→ **The problem**
Every record below should be written out exactly; pictures stay out.

→ **Dataset extract**

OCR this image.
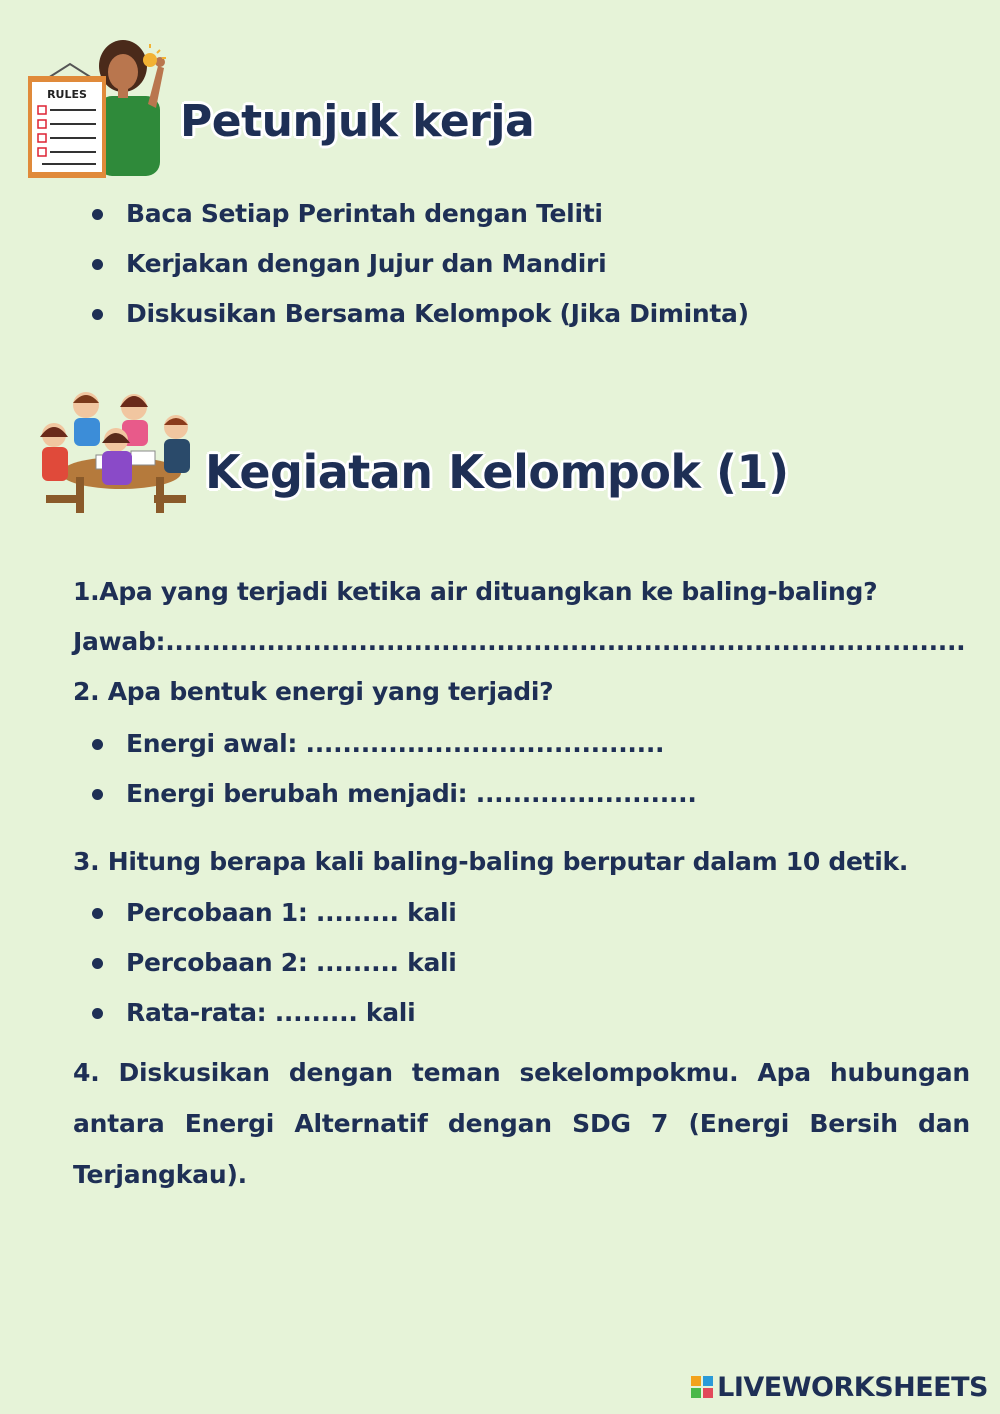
RULES
Petunjuk kerja
Baca Setiap Perintah dengan Teliti
Kerjakan dengan Jujur dan Mandiri
Diskusikan Bersama Kelompok (Jika Diminta)
Kegiatan Kelompok (1)
1.Apa yang terjadi ketika air dituangkan ke baling-baling?
Jawab:.......................................................................................
2. Apa bentuk energi yang terjadi?
Energi awal: .......................................
Energi berubah menjadi: ........................
3. Hitung berapa kali baling-baling berputar dalam 10 detik.
Percobaan 1: ......... kali
Percobaan 2: ......... kali
Rata-rata: ......... kali
4. Diskusikan dengan teman sekelompokmu. Apa hubungan antara Energi Alternatif dengan SDG 7 (Energi Bersih dan Terjangkau).
LIVEWORKSHEETS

→ **Final result**
OCR this image.
RULES
Petunjuk kerja
Baca Setiap Perintah dengan Teliti
Kerjakan dengan Jujur dan Mandiri
Diskusikan Bersama Kelompok (Jika Diminta)
Kegiatan Kelompok (1)
1.Apa yang terjadi ketika air dituangkan ke baling-baling?
Jawab:.......................................................................................
2. Apa bentuk energi yang terjadi?
Energi awal: .......................................
Energi berubah menjadi: ........................
3. Hitung berapa kali baling-baling berputar dalam 10 detik.
Percobaan 1: ......... kali
Percobaan 2: ......... kali
Rata-rata: ......... kali
4. Diskusikan dengan teman sekelompokmu. Apa hubungan antara Energi Alternatif dengan SDG 7 (Energi Bersih dan Terjangkau).
LIVEWORKSHEETS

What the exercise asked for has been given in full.